**Work to be completed:**
Below are some entries. Return exactly the lines from the one with "Give me a plain-text" through the final line, leaving out any pictures.

Data entries:
start
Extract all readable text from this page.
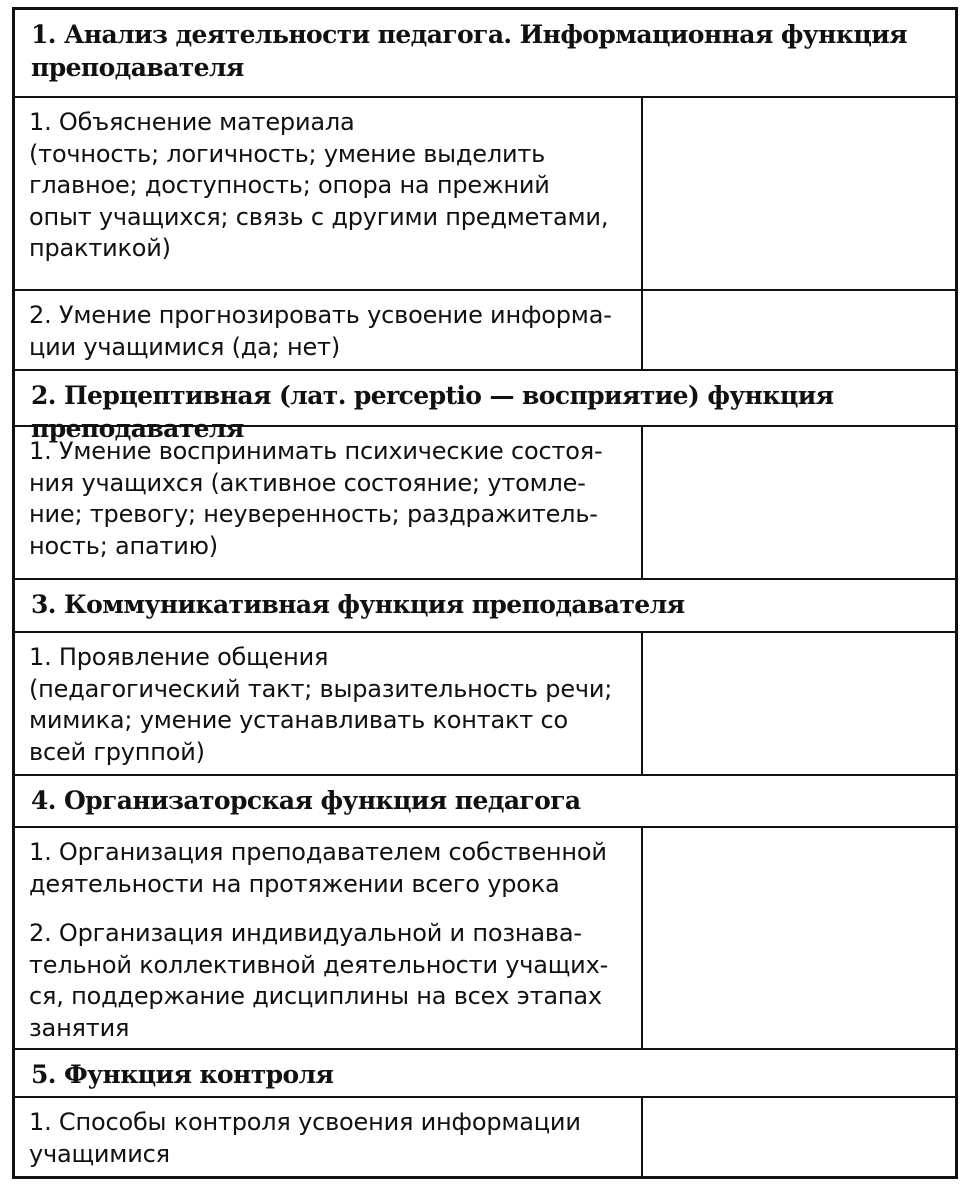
1. Анализ деятельности педагога. Информационная функция
преподавателя
1. Объяснение материала
(точность; логичность; умение выделить
главное; доступность; опора на прежний
опыт учащихся; связь с другими предметами,
практикой)
2. Умение прогнозировать усвоение информа-
ции учащимися (да; нет)
2. Перцептивная (лат. perceptio — восприятие) функция преподавателя
1. Умение воспринимать психические состоя-
ния учащихся (активное состояние; утомле-
ние; тревогу; неуверенность; раздражитель-
ность; апатию)
3. Коммуникативная функция преподавателя
1. Проявление общения
(педагогический такт; выразительность речи;
мимика; умение устанавливать контакт со
всей группой)
4. Организаторская функция педагога
1. Организация преподавателем собственной
деятельности на протяжении всего урока
2. Организация индивидуальной и познава-
тельной коллективной деятельности учащих-
ся, поддержание дисциплины на всех этапах
занятия
5. Функция контроля
1. Способы контроля усвоения информации
учащимися
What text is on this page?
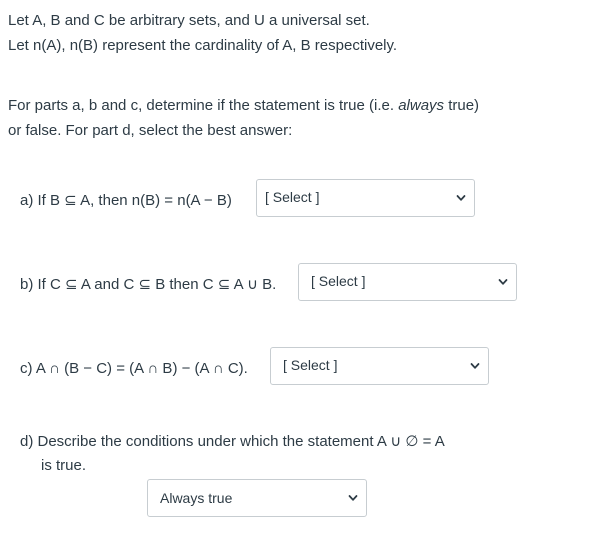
Let A, B and C be arbitrary sets, and U a universal set.
Let n(A), n(B) represent the cardinality of A, B respectively.
For parts a, b and c, determine if the statement is true (i.e. always true)
or false. For part d, select the best answer:
a) If B ⊆ A, then n(B) = n(A − B) [ Select ]
b) If C ⊆ A and C ⊆ B then C ⊆ A ∪ B. [ Select ]
c) A ∩ (B − C) = (A ∩ B) − (A ∩ C).	[ Select ]
d) Describe the conditions under which the statement A ∪ ∅ = A
is true.
Always true
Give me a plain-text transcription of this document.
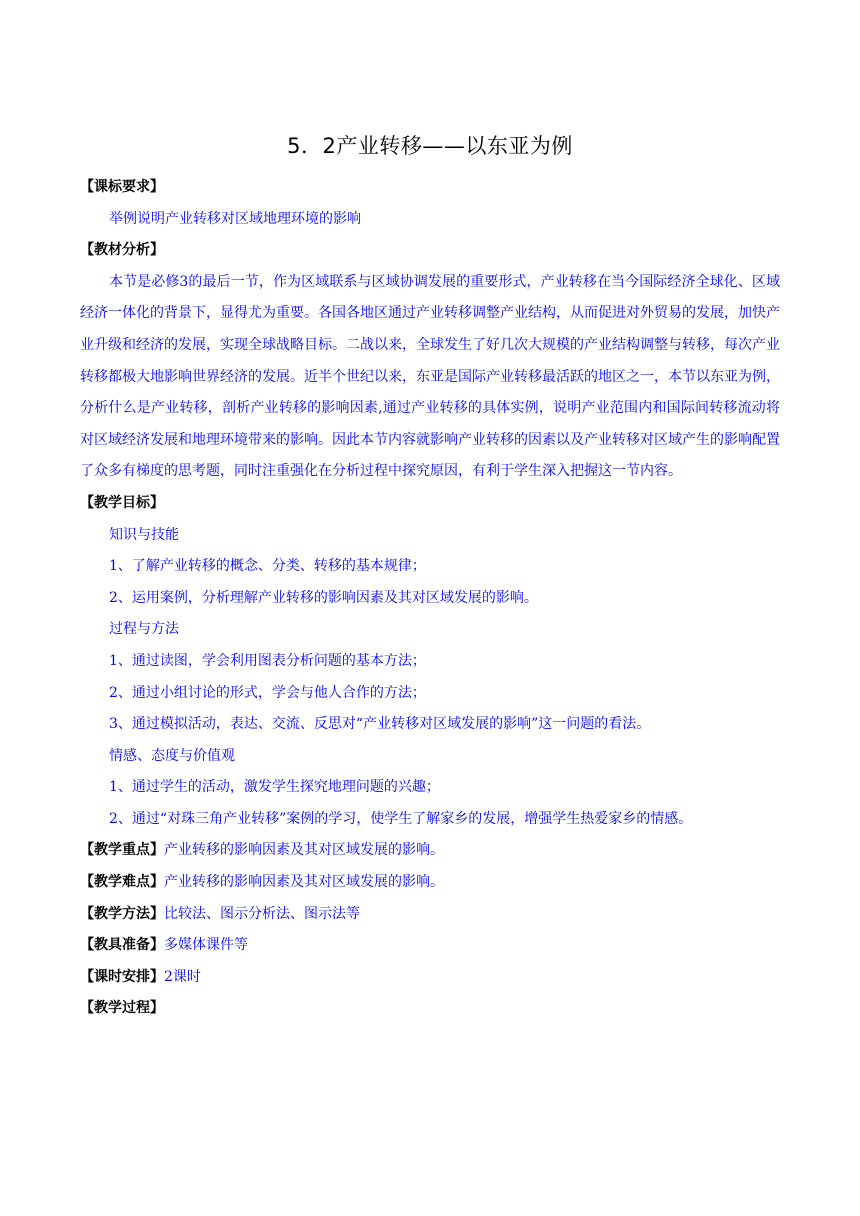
5．2产业转移——以东亚为例

【课标要求】

举例说明产业转移对区域地理环境的影响

【教材分析】

本节是必修3的最后一节，作为区域联系与区域协调发展的重要形式，产业转移在当今国际经济全球化、区域经济一体化的背景下，显得尤为重要。各国各地区通过产业转移调整产业结构，从而促进对外贸易的发展，加快产业升级和经济的发展，实现全球战略目标。二战以来，全球发生了好几次大规模的产业结构调整与转移，每次产业转移都极大地影响世界经济的发展。近半个世纪以来，东亚是国际产业转移最活跃的地区之一，本节以东亚为例，分析什么是产业转移，剖析产业转移的影响因素,通过产业转移的具体实例，说明产业范围内和国际间转移流动将对区域经济发展和地理环境带来的影响。因此本节内容就影响产业转移的因素以及产业转移对区域产生的影响配置了众多有梯度的思考题，同时注重强化在分析过程中探究原因，有利于学生深入把握这一节内容。

【教学目标】

知识与技能

1、了解产业转移的概念、分类、转移的基本规律；

2、运用案例，分析理解产业转移的影响因素及其对区域发展的影响。

过程与方法

1、通过读图，学会利用图表分析问题的基本方法；

2、通过小组讨论的形式，学会与他人合作的方法；

3、通过模拟活动，表达、交流、反思对“产业转移对区域发展的影响”这一问题的看法。

情感、态度与价值观

1、通过学生的活动，激发学生探究地理问题的兴趣；

2、通过“对珠三角产业转移”案例的学习，使学生了解家乡的发展，增强学生热爱家乡的情感。

【教学重点】产业转移的影响因素及其对区域发展的影响。

【教学难点】产业转移的影响因素及其对区域发展的影响。

【教学方法】比较法、图示分析法、图示法等

【教具准备】多媒体课件等

【课时安排】2课时

【教学过程】
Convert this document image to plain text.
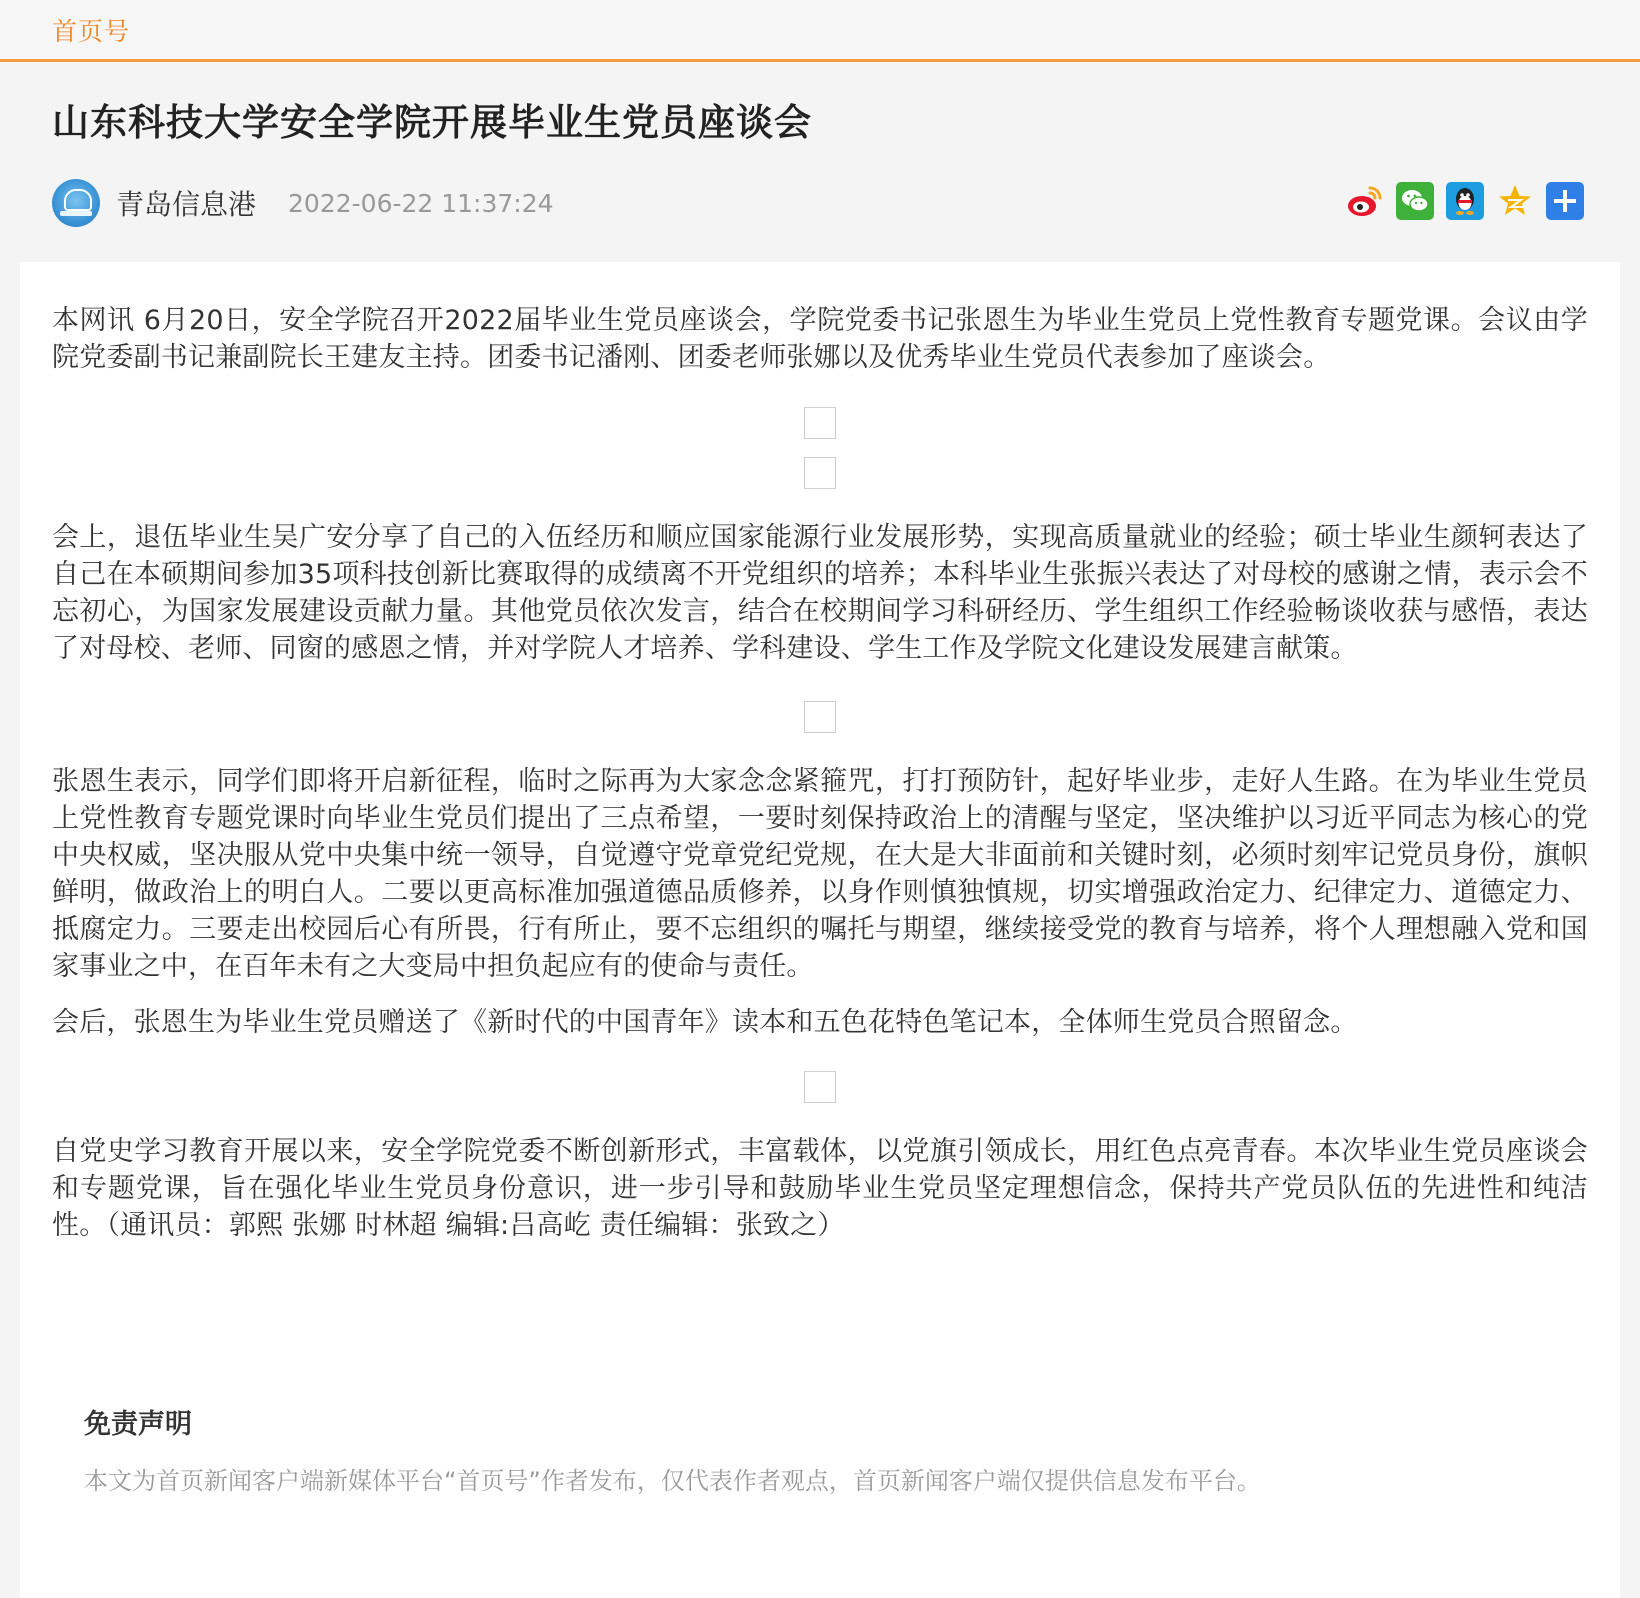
首页号
山东科技大学安全学院开展毕业生党员座谈会
青岛信息港 2022-06-22 11:37:24

本网讯 6月20日，安全学院召开2022届毕业生党员座谈会，学院党委书记张恩生为毕业生党员上党性教育专题党课。会议由学院党委副书记兼副院长王建友主持。团委书记潘刚、团委老师张娜以及优秀毕业生党员代表参加了座谈会。

会上，退伍毕业生吴广安分享了自己的入伍经历和顺应国家能源行业发展形势，实现高质量就业的经验；硕士毕业生颜轲表达了自己在本硕期间参加35项科技创新比赛取得的成绩离不开党组织的培养；本科毕业生张振兴表达了对母校的感谢之情，表示会不忘初心，为国家发展建设贡献力量。其他党员依次发言，结合在校期间学习科研经历、学生组织工作经验畅谈收获与感悟，表达了对母校、老师、同窗的感恩之情，并对学院人才培养、学科建设、学生工作及学院文化建设发展建言献策。

张恩生表示，同学们即将开启新征程，临时之际再为大家念念紧箍咒，打打预防针，起好毕业步，走好人生路。在为毕业生党员上党性教育专题党课时向毕业生党员们提出了三点希望，一要时刻保持政治上的清醒与坚定，坚决维护以习近平同志为核心的党中央权威，坚决服从党中央集中统一领导，自觉遵守党章党纪党规，在大是大非面前和关键时刻，必须时刻牢记党员身份，旗帜鲜明，做政治上的明白人。二要以更高标准加强道德品质修养，以身作则慎独慎规，切实增强政治定力、纪律定力、道德定力、抵腐定力。三要走出校园后心有所畏，行有所止，要不忘组织的嘱托与期望，继续接受党的教育与培养，将个人理想融入党和国家事业之中，在百年未有之大变局中担负起应有的使命与责任。

会后，张恩生为毕业生党员赠送了《新时代的中国青年》读本和五色花特色笔记本，全体师生党员合照留念。

自党史学习教育开展以来，安全学院党委不断创新形式，丰富载体，以党旗引领成长，用红色点亮青春。本次毕业生党员座谈会和专题党课，旨在强化毕业生党员身份意识，进一步引导和鼓励毕业生党员坚定理想信念，保持共产党员队伍的先进性和纯洁性。（通讯员：郭熙 张娜 时林超 编辑:吕高屹 责任编辑：张致之）

免责声明
本文为首页新闻客户端新媒体平台“首页号”作者发布，仅代表作者观点，首页新闻客户端仅提供信息发布平台。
end
**Output of the task:**
Give me a plain-text transcription of this document.
5．2产业转移——以东亚为例

【课标要求】

举例说明产业转移对区域地理环境的影响

【教材分析】

本节是必修3的最后一节，作为区域联系与区域协调发展的重要形式，产业转移在当今国际经济全球化、区域经济一体化的背景下，显得尤为重要。各国各地区通过产业转移调整产业结构，从而促进对外贸易的发展，加快产业升级和经济的发展，实现全球战略目标。二战以来，全球发生了好几次大规模的产业结构调整与转移，每次产业转移都极大地影响世界经济的发展。近半个世纪以来，东亚是国际产业转移最活跃的地区之一，本节以东亚为例，分析什么是产业转移，剖析产业转移的影响因素,通过产业转移的具体实例，说明产业范围内和国际间转移流动将对区域经济发展和地理环境带来的影响。因此本节内容就影响产业转移的因素以及产业转移对区域产生的影响配置了众多有梯度的思考题，同时注重强化在分析过程中探究原因，有利于学生深入把握这一节内容。

【教学目标】

知识与技能

1、了解产业转移的概念、分类、转移的基本规律；

2、运用案例，分析理解产业转移的影响因素及其对区域发展的影响。

过程与方法

1、通过读图，学会利用图表分析问题的基本方法；

2、通过小组讨论的形式，学会与他人合作的方法；

3、通过模拟活动，表达、交流、反思对“产业转移对区域发展的影响”这一问题的看法。

情感、态度与价值观

1、通过学生的活动，激发学生探究地理问题的兴趣；

2、通过“对珠三角产业转移”案例的学习，使学生了解家乡的发展，增强学生热爱家乡的情感。

【教学重点】产业转移的影响因素及其对区域发展的影响。

【教学难点】产业转移的影响因素及其对区域发展的影响。

【教学方法】比较法、图示分析法、图示法等

【教具准备】多媒体课件等

【课时安排】2课时

【教学过程】
Convert this document image to plain text.
首页号
山东科技大学安全学院开展毕业生党员座谈会
青岛信息港 2022-06-22 11:37:24

本网讯 6月20日，安全学院召开2022届毕业生党员座谈会，学院党委书记张恩生为毕业生党员上党性教育专题党课。会议由学院党委副书记兼副院长王建友主持。团委书记潘刚、团委老师张娜以及优秀毕业生党员代表参加了座谈会。

会上，退伍毕业生吴广安分享了自己的入伍经历和顺应国家能源行业发展形势，实现高质量就业的经验；硕士毕业生颜轲表达了自己在本硕期间参加35项科技创新比赛取得的成绩离不开党组织的培养；本科毕业生张振兴表达了对母校的感谢之情，表示会不忘初心，为国家发展建设贡献力量。其他党员依次发言，结合在校期间学习科研经历、学生组织工作经验畅谈收获与感悟，表达了对母校、老师、同窗的感恩之情，并对学院人才培养、学科建设、学生工作及学院文化建设发展建言献策。

张恩生表示，同学们即将开启新征程，临时之际再为大家念念紧箍咒，打打预防针，起好毕业步，走好人生路。在为毕业生党员上党性教育专题党课时向毕业生党员们提出了三点希望，一要时刻保持政治上的清醒与坚定，坚决维护以习近平同志为核心的党中央权威，坚决服从党中央集中统一领导，自觉遵守党章党纪党规，在大是大非面前和关键时刻，必须时刻牢记党员身份，旗帜鲜明，做政治上的明白人。二要以更高标准加强道德品质修养，以身作则慎独慎规，切实增强政治定力、纪律定力、道德定力、抵腐定力。三要走出校园后心有所畏，行有所止，要不忘组织的嘱托与期望，继续接受党的教育与培养，将个人理想融入党和国家事业之中，在百年未有之大变局中担负起应有的使命与责任。

会后，张恩生为毕业生党员赠送了《新时代的中国青年》读本和五色花特色笔记本，全体师生党员合照留念。

自党史学习教育开展以来，安全学院党委不断创新形式，丰富载体，以党旗引领成长，用红色点亮青春。本次毕业生党员座谈会和专题党课，旨在强化毕业生党员身份意识，进一步引导和鼓励毕业生党员坚定理想信念，保持共产党员队伍的先进性和纯洁性。（通讯员：郭熙 张娜 时林超 编辑:吕高屹 责任编辑：张致之）

免责声明
本文为首页新闻客户端新媒体平台“首页号”作者发布，仅代表作者观点，首页新闻客户端仅提供信息发布平台。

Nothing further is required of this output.